**Task:** Each entry below is to be printed verbatim.

**Task material:**
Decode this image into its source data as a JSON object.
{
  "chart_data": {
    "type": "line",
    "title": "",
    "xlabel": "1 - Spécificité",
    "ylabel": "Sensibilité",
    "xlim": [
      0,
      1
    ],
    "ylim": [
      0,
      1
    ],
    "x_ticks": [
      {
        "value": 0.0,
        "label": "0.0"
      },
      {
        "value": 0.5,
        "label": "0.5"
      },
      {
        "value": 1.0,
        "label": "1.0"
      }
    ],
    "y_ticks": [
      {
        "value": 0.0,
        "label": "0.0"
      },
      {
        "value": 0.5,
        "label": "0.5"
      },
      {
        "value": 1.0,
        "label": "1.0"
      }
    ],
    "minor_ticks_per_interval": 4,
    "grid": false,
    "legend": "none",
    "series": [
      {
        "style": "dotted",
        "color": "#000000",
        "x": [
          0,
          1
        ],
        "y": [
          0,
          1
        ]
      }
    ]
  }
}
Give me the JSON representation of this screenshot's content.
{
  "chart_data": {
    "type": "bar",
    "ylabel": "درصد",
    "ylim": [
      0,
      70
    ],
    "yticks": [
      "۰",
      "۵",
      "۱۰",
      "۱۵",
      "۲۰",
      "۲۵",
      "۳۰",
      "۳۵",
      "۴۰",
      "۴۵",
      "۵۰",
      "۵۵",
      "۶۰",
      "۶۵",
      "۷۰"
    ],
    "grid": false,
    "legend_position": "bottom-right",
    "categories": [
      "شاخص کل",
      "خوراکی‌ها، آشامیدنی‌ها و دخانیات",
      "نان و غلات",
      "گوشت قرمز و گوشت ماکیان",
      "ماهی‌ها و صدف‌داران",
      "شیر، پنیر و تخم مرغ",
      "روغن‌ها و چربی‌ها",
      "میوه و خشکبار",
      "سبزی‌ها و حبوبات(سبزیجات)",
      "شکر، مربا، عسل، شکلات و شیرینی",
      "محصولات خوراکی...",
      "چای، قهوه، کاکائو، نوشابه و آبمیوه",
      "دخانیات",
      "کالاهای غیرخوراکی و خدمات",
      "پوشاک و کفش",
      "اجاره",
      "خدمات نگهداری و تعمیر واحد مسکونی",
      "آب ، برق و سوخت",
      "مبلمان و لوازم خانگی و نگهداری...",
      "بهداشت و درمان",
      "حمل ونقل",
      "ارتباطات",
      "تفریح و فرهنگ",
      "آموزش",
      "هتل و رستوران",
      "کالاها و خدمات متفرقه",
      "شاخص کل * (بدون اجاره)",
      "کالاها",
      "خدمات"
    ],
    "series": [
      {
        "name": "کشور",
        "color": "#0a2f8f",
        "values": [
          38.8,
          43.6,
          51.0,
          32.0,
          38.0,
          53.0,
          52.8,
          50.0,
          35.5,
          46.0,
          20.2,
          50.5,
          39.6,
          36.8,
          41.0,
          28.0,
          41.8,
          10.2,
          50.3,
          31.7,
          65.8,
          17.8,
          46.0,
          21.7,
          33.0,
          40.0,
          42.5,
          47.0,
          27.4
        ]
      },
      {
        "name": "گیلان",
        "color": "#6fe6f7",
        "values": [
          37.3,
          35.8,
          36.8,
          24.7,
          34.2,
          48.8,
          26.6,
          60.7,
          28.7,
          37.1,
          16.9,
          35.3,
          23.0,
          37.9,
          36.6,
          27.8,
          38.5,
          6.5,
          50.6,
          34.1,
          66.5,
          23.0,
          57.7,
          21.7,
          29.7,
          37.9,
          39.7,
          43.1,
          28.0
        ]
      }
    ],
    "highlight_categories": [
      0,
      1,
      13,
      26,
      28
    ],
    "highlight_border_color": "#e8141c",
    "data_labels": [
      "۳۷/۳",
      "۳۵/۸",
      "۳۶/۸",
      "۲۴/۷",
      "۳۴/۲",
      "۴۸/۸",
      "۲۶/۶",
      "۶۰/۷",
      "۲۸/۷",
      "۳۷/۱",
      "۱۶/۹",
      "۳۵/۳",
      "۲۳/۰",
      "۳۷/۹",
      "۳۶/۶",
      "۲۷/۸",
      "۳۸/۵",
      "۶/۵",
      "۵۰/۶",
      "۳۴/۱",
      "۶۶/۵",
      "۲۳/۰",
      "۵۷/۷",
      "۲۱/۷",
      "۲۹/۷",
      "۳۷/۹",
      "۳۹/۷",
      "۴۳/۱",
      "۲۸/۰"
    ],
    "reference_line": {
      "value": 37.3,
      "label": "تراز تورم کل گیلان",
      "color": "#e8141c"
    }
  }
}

**Response to the task:**
Decode this image into its source data as a JSON object.
{
  "chart_data": {
    "type": "line",
    "title": "",
    "xlabel": "1 - Spécificité",
    "ylabel": "Sensibilité",
    "xlim": [
      0,
      1
    ],
    "ylim": [
      0,
      1
    ],
    "x_ticks": [
      {
        "value": 0.0,
        "label": "0.0"
      },
      {
        "value": 0.5,
        "label": "0.5"
      },
      {
        "value": 1.0,
        "label": "1.0"
      }
    ],
    "y_ticks": [
      {
        "value": 0.0,
        "label": "0.0"
      },
      {
        "value": 0.5,
        "label": "0.5"
      },
      {
        "value": 1.0,
        "label": "1.0"
      }
    ],
    "minor_ticks_per_interval": 4,
    "grid": false,
    "legend": "none",
    "series": [
      {
        "style": "dotted",
        "color": "#000000",
        "x": [
          0,
          1
        ],
        "y": [
          0,
          1
        ]
      }
    ]
  }
}
Give me the JSON representation of this screenshot's content.
{
  "chart_data": {
    "type": "bar",
    "ylabel": "درصد",
    "ylim": [
      0,
      70
    ],
    "yticks": [
      "۰",
      "۵",
      "۱۰",
      "۱۵",
      "۲۰",
      "۲۵",
      "۳۰",
      "۳۵",
      "۴۰",
      "۴۵",
      "۵۰",
      "۵۵",
      "۶۰",
      "۶۵",
      "۷۰"
    ],
    "grid": false,
    "legend_position": "bottom-right",
    "categories": [
      "شاخص کل",
      "خوراکی‌ها، آشامیدنی‌ها و دخانیات",
      "نان و غلات",
      "گوشت قرمز و گوشت ماکیان",
      "ماهی‌ها و صدف‌داران",
      "شیر، پنیر و تخم مرغ",
      "روغن‌ها و چربی‌ها",
      "میوه و خشکبار",
      "سبزی‌ها و حبوبات(سبزیجات)",
      "شکر، مربا، عسل، شکلات و شیرینی",
      "محصولات خوراکی...",
      "چای، قهوه، کاکائو، نوشابه و آبمیوه",
      "دخانیات",
      "کالاهای غیرخوراکی و خدمات",
      "پوشاک و کفش",
      "اجاره",
      "خدمات نگهداری و تعمیر واحد مسکونی",
      "آب ، برق و سوخت",
      "مبلمان و لوازم خانگی و نگهداری...",
      "بهداشت و درمان",
      "حمل ونقل",
      "ارتباطات",
      "تفریح و فرهنگ",
      "آموزش",
      "هتل و رستوران",
      "کالاها و خدمات متفرقه",
      "شاخص کل * (بدون اجاره)",
      "کالاها",
      "خدمات"
    ],
    "series": [
      {
        "name": "کشور",
        "color": "#0a2f8f",
        "values": [
          38.8,
          43.6,
          51.0,
          32.0,
          38.0,
          53.0,
          52.8,
          50.0,
          35.5,
          46.0,
          20.2,
          50.5,
          39.6,
          36.8,
          41.0,
          28.0,
          41.8,
          10.2,
          50.3,
          31.7,
          65.8,
          17.8,
          46.0,
          21.7,
          33.0,
          40.0,
          42.5,
          47.0,
          27.4
        ]
      },
      {
        "name": "گیلان",
        "color": "#6fe6f7",
        "values": [
          37.3,
          35.8,
          36.8,
          24.7,
          34.2,
          48.8,
          26.6,
          60.7,
          28.7,
          37.1,
          16.9,
          35.3,
          23.0,
          37.9,
          36.6,
          27.8,
          38.5,
          6.5,
          50.6,
          34.1,
          66.5,
          23.0,
          57.7,
          21.7,
          29.7,
          37.9,
          39.7,
          43.1,
          28.0
        ]
      }
    ],
    "highlight_categories": [
      0,
      1,
      13,
      26,
      28
    ],
    "highlight_border_color": "#e8141c",
    "data_labels": [
      "۳۷/۳",
      "۳۵/۸",
      "۳۶/۸",
      "۲۴/۷",
      "۳۴/۲",
      "۴۸/۸",
      "۲۶/۶",
      "۶۰/۷",
      "۲۸/۷",
      "۳۷/۱",
      "۱۶/۹",
      "۳۵/۳",
      "۲۳/۰",
      "۳۷/۹",
      "۳۶/۶",
      "۲۷/۸",
      "۳۸/۵",
      "۶/۵",
      "۵۰/۶",
      "۳۴/۱",
      "۶۶/۵",
      "۲۳/۰",
      "۵۷/۷",
      "۲۱/۷",
      "۲۹/۷",
      "۳۷/۹",
      "۳۹/۷",
      "۴۳/۱",
      "۲۸/۰"
    ],
    "reference_line": {
      "value": 37.3,
      "label": "تراز تورم کل گیلان",
      "color": "#e8141c"
    }
  }
}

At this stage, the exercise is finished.